- _GIVEN EXERCISE_
Go through the listing and pick out each line with the word "grid" in it.

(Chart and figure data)
——————
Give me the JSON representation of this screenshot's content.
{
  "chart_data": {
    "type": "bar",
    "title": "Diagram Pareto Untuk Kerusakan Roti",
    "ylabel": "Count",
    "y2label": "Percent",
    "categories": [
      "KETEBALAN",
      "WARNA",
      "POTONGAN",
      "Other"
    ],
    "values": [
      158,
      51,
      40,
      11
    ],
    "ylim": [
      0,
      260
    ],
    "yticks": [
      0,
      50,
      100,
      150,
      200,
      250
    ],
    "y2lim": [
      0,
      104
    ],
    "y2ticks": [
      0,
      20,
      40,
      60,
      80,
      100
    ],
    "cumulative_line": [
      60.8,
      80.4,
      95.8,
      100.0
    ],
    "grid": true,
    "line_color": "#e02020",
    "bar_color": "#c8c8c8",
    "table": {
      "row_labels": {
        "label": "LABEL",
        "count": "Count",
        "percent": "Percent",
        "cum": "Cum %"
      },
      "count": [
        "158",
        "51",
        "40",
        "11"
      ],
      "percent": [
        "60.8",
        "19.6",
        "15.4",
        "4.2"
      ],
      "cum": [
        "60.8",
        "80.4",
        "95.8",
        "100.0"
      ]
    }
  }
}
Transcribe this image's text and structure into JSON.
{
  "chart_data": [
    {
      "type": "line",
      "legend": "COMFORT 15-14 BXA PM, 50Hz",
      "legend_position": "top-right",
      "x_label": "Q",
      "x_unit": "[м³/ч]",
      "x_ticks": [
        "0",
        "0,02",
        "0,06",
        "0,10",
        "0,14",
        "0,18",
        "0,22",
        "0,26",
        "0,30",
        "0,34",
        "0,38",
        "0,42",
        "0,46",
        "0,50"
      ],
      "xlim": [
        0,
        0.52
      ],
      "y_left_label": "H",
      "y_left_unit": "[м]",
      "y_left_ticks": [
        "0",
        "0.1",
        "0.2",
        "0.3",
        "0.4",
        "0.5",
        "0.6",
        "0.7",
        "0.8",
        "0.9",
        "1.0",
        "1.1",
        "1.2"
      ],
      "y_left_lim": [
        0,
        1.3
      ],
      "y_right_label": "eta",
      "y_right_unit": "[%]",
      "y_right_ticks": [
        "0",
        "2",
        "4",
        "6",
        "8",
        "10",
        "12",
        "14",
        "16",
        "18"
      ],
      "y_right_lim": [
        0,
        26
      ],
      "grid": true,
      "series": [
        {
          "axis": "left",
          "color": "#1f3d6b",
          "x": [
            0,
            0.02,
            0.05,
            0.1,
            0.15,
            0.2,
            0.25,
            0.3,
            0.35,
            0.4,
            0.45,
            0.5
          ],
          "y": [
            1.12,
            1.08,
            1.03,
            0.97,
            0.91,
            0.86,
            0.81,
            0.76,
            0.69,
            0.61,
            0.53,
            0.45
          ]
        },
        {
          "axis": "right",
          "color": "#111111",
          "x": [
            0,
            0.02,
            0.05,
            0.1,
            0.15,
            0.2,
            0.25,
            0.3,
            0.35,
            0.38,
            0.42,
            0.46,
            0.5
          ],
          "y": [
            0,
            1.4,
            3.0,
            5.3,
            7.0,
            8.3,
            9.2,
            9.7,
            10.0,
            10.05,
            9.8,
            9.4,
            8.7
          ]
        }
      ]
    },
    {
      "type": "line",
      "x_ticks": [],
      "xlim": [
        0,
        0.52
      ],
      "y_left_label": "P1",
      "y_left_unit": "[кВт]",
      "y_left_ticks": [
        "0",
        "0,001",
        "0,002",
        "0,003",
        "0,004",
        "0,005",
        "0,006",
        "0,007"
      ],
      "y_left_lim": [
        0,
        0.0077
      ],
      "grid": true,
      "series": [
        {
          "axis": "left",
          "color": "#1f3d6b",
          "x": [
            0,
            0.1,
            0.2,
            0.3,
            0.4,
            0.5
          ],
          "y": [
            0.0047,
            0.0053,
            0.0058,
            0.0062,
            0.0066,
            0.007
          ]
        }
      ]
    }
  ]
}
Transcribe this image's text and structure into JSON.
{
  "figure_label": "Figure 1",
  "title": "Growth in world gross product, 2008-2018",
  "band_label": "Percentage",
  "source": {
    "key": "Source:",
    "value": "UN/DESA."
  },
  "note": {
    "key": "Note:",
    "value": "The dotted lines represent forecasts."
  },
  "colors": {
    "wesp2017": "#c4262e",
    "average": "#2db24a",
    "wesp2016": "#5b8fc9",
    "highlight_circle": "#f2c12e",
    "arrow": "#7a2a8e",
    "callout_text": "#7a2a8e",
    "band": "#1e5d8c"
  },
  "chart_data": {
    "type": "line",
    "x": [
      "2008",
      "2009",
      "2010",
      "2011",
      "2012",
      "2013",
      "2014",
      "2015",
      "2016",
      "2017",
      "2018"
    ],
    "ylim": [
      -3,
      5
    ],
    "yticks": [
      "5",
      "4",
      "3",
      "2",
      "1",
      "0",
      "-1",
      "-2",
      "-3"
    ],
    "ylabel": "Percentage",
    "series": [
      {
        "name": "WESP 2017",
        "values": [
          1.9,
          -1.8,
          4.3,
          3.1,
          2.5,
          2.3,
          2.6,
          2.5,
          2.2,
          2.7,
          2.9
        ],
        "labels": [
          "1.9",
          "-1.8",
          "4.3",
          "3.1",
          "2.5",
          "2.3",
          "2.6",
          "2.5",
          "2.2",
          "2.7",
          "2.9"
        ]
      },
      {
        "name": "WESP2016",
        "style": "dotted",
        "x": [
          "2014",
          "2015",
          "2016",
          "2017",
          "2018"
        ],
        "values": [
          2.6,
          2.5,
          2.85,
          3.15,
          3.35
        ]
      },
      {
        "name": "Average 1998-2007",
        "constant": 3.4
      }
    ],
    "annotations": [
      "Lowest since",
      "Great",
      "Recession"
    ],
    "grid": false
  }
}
——————
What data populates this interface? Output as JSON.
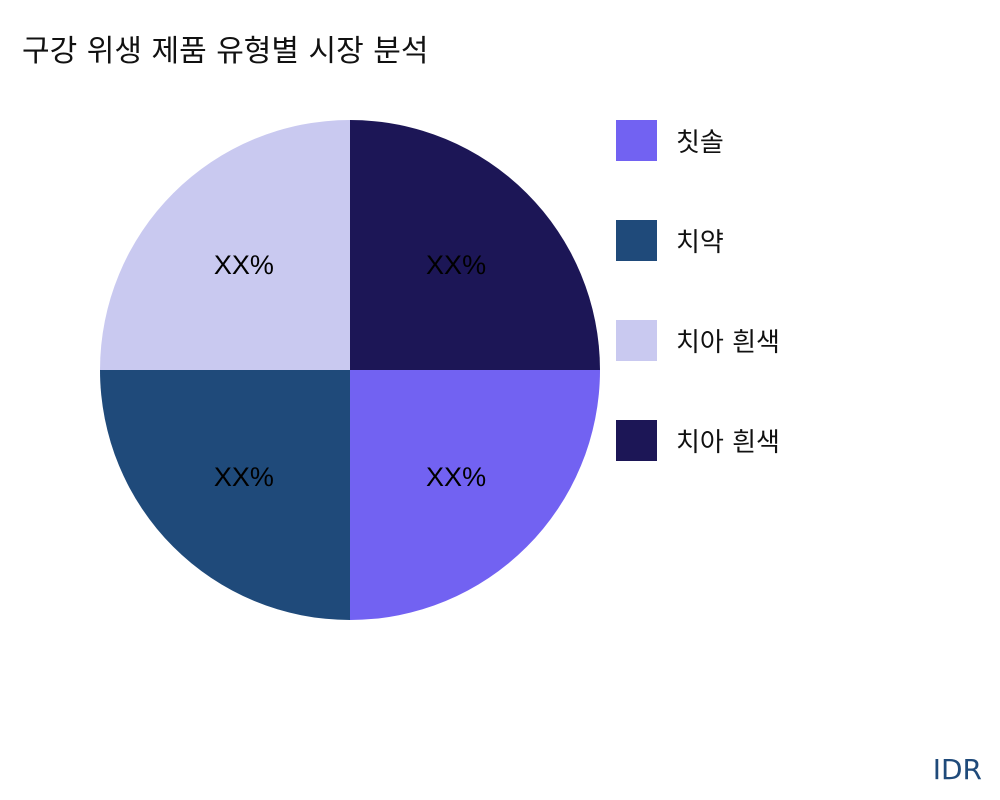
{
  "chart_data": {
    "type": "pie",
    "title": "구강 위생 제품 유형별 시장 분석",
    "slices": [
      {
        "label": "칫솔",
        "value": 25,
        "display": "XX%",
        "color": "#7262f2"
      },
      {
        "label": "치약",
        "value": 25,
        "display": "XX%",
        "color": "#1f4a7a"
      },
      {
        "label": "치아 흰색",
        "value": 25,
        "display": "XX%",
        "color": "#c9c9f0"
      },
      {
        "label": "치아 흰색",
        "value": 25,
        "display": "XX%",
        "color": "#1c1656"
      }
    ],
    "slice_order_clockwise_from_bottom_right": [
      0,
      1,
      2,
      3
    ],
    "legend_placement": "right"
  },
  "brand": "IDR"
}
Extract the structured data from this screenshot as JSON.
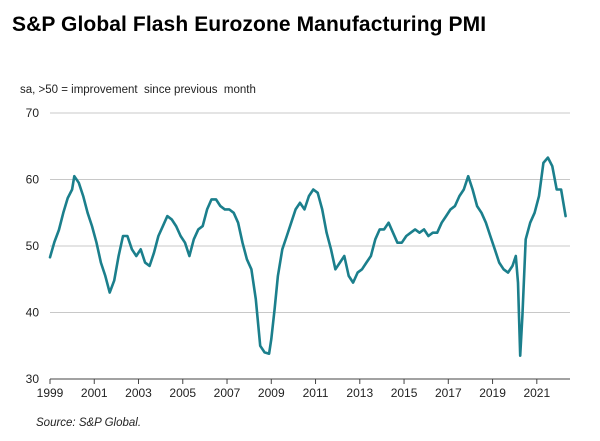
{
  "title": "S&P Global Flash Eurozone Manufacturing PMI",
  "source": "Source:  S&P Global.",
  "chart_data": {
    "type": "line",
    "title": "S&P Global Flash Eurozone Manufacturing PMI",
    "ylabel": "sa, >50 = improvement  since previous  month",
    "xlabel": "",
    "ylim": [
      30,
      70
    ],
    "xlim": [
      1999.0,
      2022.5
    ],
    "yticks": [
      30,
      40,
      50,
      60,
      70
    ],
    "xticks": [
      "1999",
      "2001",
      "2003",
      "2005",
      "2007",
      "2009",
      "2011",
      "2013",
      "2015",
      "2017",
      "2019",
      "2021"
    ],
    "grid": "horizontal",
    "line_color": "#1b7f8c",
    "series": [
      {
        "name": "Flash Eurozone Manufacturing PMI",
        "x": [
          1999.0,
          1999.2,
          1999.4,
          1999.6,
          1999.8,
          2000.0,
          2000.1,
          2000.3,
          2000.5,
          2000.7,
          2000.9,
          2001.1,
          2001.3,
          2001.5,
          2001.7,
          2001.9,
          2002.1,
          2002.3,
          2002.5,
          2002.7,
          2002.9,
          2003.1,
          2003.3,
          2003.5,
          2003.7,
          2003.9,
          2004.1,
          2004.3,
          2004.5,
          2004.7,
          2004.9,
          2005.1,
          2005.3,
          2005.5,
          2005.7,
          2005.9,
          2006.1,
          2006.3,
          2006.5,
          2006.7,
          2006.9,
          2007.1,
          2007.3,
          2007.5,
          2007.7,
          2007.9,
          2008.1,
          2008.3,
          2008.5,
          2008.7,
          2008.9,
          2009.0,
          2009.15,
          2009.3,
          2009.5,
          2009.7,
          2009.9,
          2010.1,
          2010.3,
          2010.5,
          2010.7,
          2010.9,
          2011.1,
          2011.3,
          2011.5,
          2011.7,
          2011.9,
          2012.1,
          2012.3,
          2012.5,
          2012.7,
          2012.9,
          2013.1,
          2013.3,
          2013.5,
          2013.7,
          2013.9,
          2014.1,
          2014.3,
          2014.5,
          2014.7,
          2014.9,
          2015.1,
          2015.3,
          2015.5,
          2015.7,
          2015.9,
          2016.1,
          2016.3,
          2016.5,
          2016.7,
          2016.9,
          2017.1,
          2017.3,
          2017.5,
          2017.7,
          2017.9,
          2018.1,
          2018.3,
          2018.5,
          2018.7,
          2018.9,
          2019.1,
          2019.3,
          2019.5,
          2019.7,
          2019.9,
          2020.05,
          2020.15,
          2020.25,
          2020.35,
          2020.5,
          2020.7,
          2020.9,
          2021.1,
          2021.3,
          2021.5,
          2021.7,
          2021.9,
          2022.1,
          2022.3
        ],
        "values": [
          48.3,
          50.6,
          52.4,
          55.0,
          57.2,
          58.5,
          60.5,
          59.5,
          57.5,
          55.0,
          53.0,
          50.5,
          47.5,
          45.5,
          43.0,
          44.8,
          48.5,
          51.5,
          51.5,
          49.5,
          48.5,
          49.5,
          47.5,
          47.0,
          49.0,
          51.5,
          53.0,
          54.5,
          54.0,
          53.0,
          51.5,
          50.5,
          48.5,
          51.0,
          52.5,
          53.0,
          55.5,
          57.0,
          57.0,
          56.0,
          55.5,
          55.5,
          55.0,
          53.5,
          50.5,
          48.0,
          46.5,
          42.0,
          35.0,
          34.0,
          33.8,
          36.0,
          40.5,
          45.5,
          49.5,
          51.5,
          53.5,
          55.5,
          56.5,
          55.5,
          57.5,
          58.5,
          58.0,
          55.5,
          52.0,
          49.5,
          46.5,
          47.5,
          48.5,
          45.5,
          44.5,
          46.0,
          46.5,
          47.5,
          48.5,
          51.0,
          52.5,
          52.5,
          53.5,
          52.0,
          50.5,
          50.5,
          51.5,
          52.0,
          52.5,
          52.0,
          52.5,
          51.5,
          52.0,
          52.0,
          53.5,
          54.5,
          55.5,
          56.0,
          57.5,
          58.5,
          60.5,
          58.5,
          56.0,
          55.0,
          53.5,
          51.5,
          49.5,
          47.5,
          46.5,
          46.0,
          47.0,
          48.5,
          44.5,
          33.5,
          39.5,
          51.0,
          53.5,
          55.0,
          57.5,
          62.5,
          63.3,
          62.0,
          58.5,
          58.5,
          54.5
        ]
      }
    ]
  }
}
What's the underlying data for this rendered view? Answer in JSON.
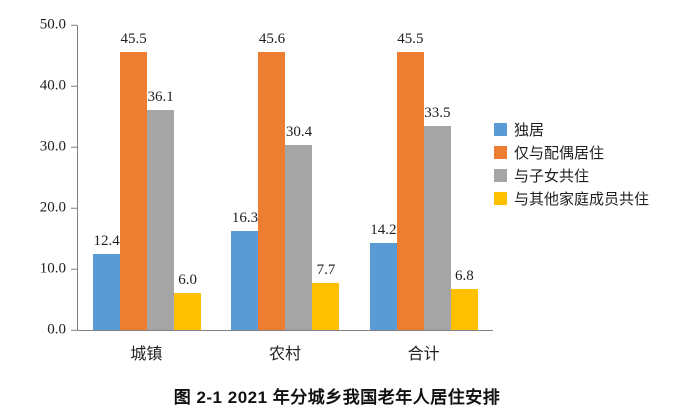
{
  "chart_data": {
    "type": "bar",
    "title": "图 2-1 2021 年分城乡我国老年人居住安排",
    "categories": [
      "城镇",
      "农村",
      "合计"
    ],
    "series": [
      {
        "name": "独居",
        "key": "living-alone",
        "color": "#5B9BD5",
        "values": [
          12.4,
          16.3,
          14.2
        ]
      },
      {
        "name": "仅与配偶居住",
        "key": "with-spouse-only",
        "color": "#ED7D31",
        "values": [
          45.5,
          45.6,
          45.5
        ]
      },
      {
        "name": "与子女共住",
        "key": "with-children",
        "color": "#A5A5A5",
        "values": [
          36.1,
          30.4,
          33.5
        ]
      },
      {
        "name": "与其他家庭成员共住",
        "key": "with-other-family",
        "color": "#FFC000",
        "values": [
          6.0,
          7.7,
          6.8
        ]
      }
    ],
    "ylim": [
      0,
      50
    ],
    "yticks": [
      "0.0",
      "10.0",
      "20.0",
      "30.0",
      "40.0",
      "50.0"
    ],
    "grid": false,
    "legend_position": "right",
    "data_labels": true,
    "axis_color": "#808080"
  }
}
——————
- _RESULT FOR THIS TASK_
    "grid": true,
      "grid": true,
      "grid": true,
    "grid": false
    "grid": "horizontal",
    "grid": false,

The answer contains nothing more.